Goal: Look for the string "with" in every line, and copy each line that has it.

[start of Supplied records]

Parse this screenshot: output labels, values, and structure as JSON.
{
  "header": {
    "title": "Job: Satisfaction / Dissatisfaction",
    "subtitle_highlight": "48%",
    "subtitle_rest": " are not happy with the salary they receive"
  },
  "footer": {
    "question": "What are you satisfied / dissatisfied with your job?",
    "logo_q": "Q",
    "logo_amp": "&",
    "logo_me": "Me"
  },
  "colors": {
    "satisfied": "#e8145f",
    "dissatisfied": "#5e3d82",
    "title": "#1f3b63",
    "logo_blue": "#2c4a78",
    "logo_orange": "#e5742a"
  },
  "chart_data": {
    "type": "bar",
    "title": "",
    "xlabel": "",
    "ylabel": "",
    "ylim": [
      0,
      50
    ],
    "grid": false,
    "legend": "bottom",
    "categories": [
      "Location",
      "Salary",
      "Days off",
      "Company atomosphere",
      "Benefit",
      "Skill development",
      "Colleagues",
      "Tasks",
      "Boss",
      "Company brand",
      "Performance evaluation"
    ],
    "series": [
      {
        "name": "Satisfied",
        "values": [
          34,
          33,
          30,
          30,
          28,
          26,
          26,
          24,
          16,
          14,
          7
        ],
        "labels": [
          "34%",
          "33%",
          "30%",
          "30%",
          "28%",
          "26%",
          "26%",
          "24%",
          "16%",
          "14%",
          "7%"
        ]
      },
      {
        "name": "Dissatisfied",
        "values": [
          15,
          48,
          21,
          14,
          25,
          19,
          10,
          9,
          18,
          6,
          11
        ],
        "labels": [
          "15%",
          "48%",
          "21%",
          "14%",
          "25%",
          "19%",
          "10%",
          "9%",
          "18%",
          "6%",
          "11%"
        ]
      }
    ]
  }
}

[end of Supplied records]

Output for this task:
    "subtitle_rest": " are not happy with the salary they receive"
    "question": "What are you satisfied / dissatisfied with your job?",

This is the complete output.